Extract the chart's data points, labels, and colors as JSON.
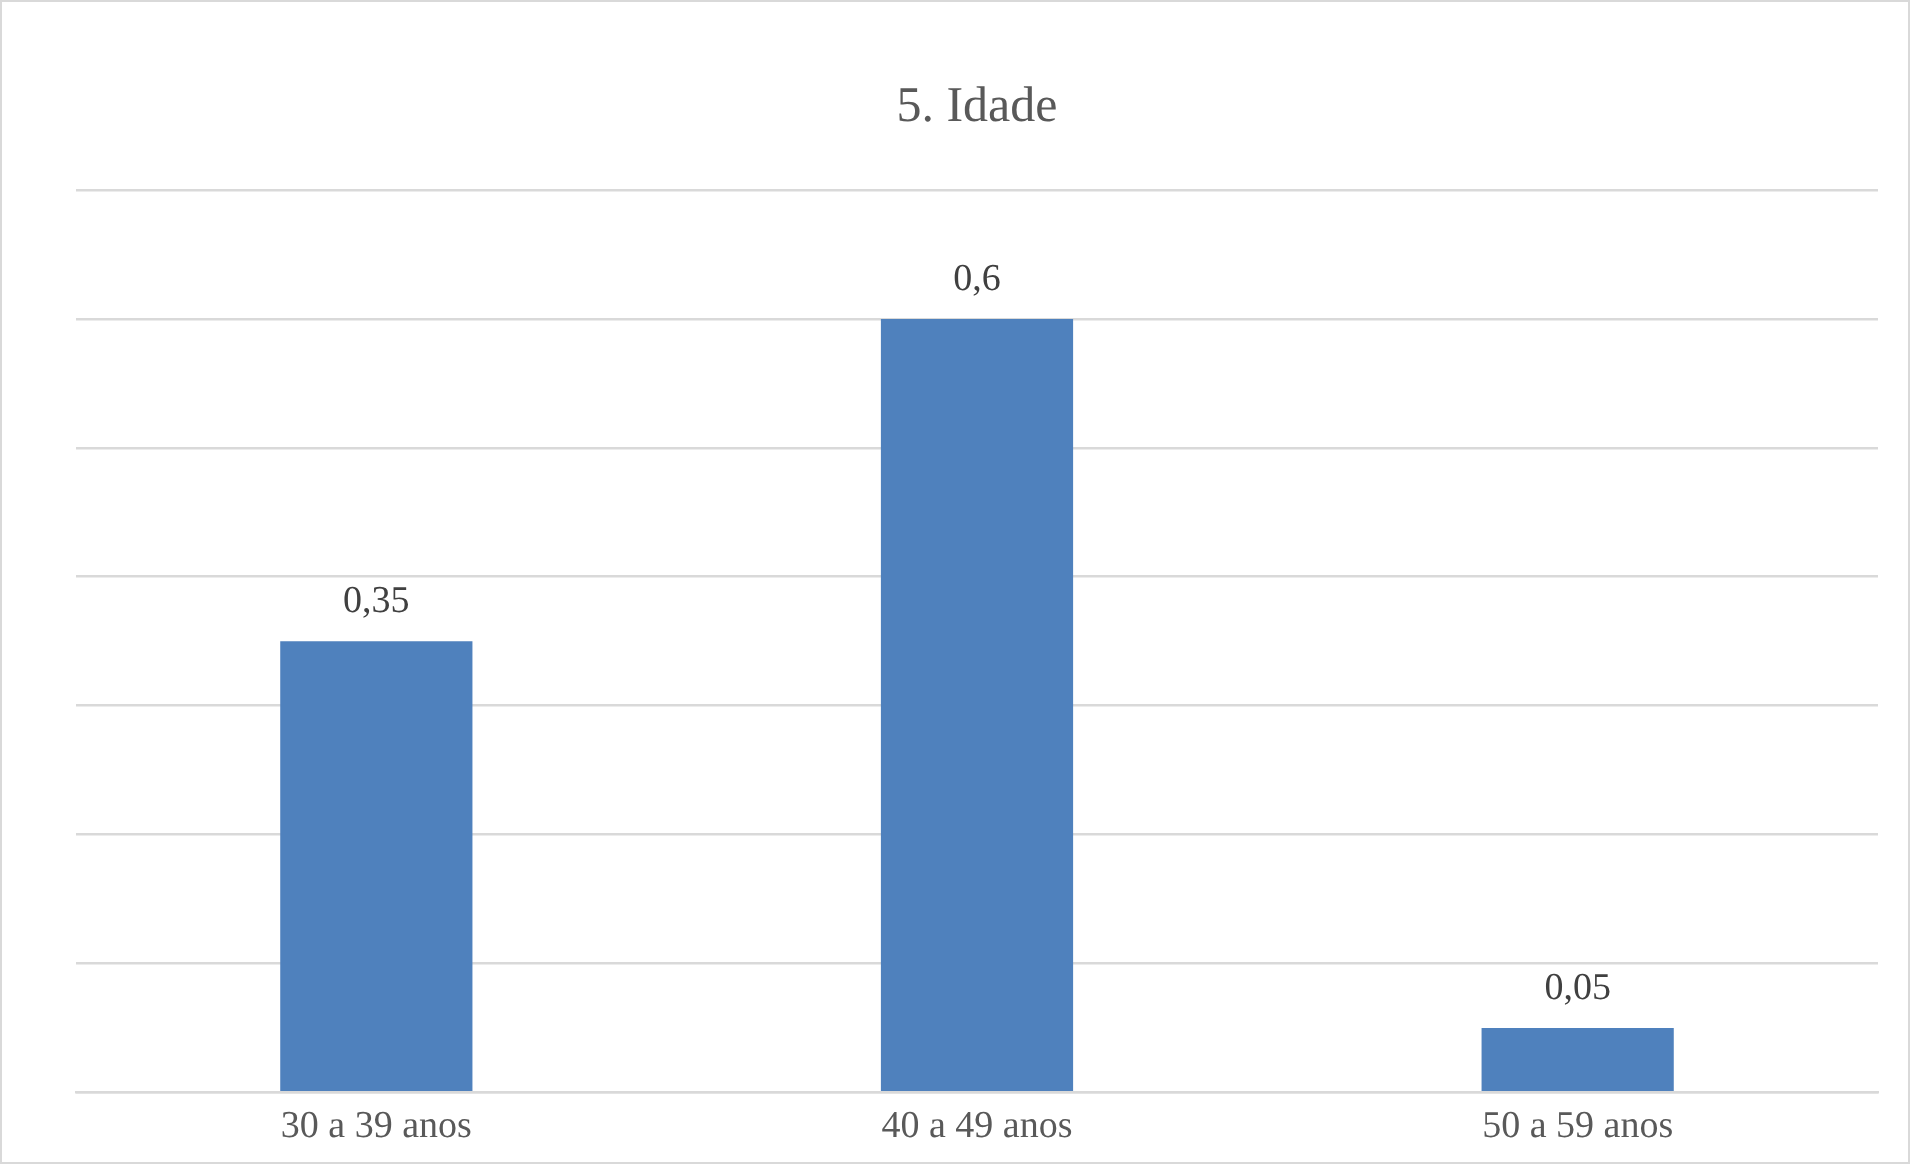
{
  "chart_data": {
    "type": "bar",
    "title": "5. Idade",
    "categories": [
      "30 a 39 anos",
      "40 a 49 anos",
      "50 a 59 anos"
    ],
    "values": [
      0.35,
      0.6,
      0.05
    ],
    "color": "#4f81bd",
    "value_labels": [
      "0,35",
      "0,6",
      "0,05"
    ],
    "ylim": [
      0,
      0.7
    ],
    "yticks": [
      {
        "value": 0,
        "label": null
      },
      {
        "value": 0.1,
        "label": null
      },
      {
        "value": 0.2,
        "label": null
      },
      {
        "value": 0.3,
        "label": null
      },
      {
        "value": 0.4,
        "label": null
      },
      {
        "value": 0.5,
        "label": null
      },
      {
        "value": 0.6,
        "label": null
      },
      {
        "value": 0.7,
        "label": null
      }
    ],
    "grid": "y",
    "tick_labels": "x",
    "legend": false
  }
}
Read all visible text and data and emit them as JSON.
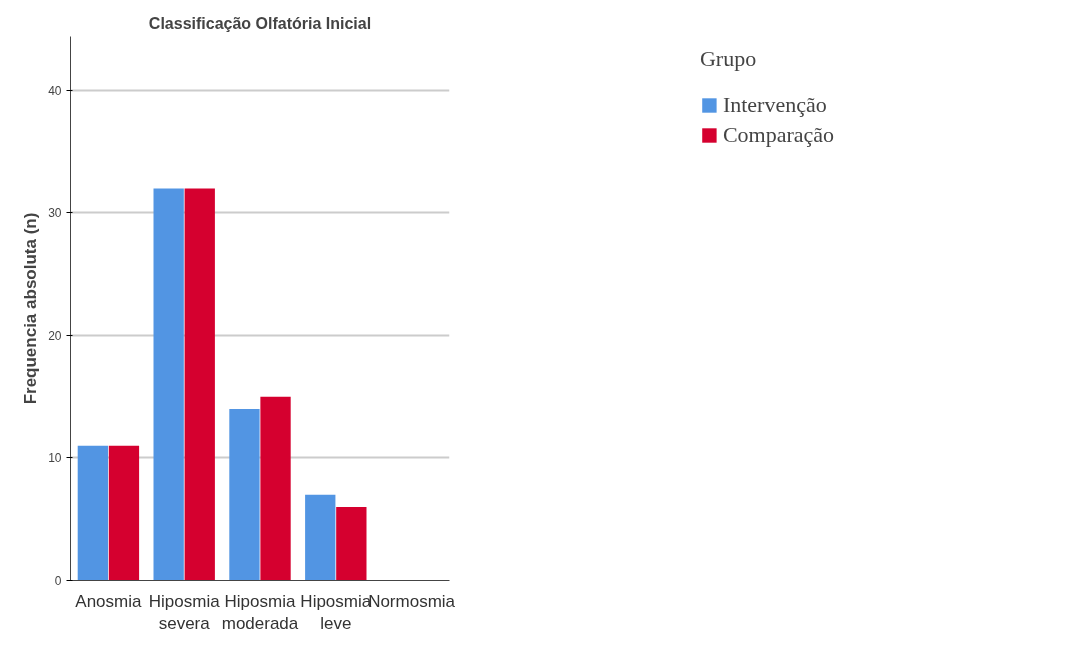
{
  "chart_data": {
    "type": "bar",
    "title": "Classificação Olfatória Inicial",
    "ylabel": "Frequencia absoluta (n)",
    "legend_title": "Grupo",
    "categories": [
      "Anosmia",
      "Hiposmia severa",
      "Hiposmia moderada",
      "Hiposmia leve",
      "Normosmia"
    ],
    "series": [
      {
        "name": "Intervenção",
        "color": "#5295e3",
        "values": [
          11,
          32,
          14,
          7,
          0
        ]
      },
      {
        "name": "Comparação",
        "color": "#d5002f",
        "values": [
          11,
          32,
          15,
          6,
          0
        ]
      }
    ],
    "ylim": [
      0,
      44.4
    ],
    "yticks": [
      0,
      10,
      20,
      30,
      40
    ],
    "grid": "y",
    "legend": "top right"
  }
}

What to work on
Gather every line from the listing above in which the word "Hiposmia" appears.

Exercise output
      "Hiposmia severa",
      "Hiposmia moderada",
      "Hiposmia leve",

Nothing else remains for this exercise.